→ Exercise description
Give the data below again exactly as it stands. Omit the pictures.

→ Records for processing
-- Start --

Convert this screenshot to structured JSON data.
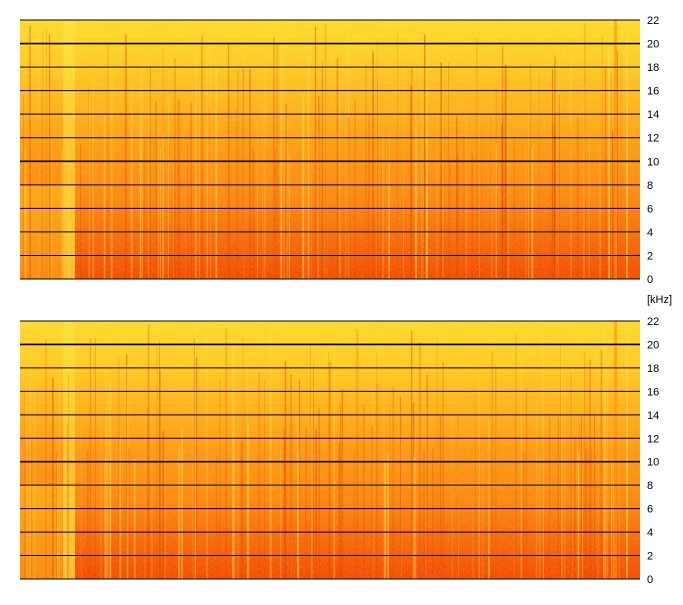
{
  "chart_data": {
    "type": "heatmap",
    "title": "",
    "unit_label": "[kHz]",
    "xlabel": "",
    "ylabel": "",
    "channels": [
      {
        "y_ticks": [
          22,
          20,
          18,
          16,
          14,
          12,
          10,
          8,
          6,
          4,
          2,
          0
        ],
        "ylim": [
          0,
          22
        ],
        "emphasized_gridlines": [
          20,
          10
        ],
        "grid": true
      },
      {
        "y_ticks": [
          22,
          20,
          18,
          16,
          14,
          12,
          10,
          8,
          6,
          4,
          2,
          0
        ],
        "ylim": [
          0,
          22
        ],
        "emphasized_gridlines": [
          20,
          10
        ],
        "grid": true
      }
    ],
    "colormap": {
      "low_energy": "#ffe035",
      "mid_energy": "#ff9a1a",
      "high_energy": "#f24a0a"
    }
  }
}
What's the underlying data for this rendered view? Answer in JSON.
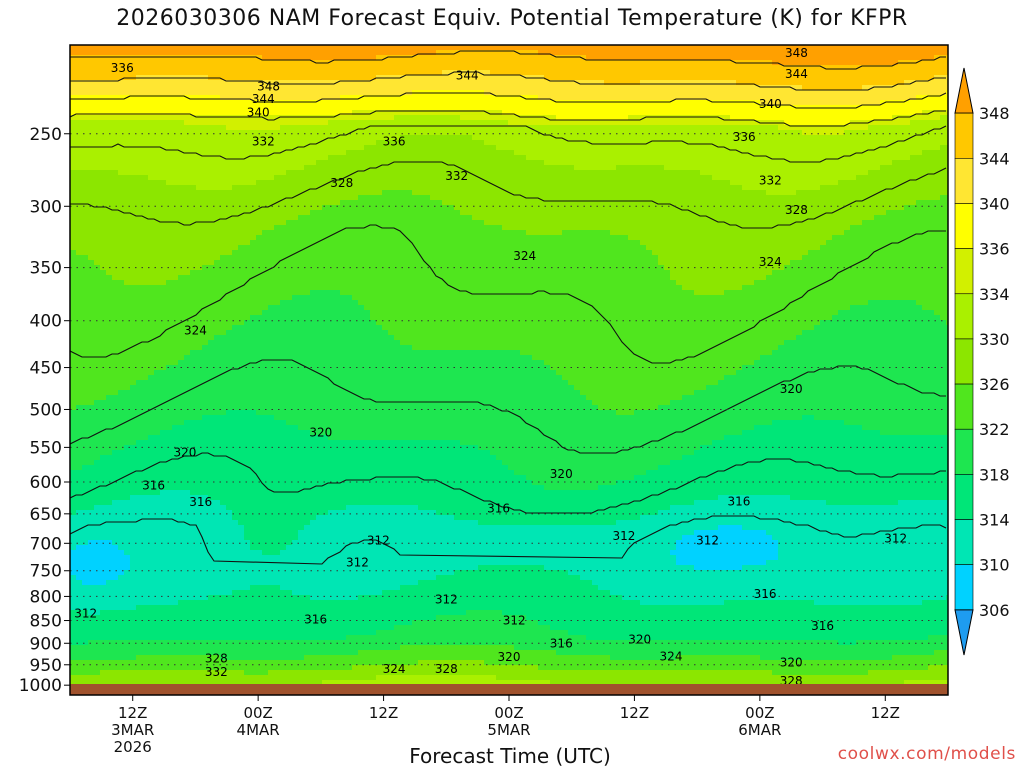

-- End --

→ Result below
Convert this screenshot to structured JSON data.
{
  "chart_data": {
    "type": "heatmap",
    "title": "",
    "unit_label": "[kHz]",
    "xlabel": "",
    "ylabel": "",
    "channels": [
      {
        "y_ticks": [
          22,
          20,
          18,
          16,
          14,
          12,
          10,
          8,
          6,
          4,
          2,
          0
        ],
        "ylim": [
          0,
          22
        ],
        "emphasized_gridlines": [
          20,
          10
        ],
        "grid": true
      },
      {
        "y_ticks": [
          22,
          20,
          18,
          16,
          14,
          12,
          10,
          8,
          6,
          4,
          2,
          0
        ],
        "ylim": [
          0,
          22
        ],
        "emphasized_gridlines": [
          20,
          10
        ],
        "grid": true
      }
    ],
    "colormap": {
      "low_energy": "#ffe035",
      "mid_energy": "#ff9a1a",
      "high_energy": "#f24a0a"
    }
  }
}
What's the underlying data for this rendered view? Answer in JSON.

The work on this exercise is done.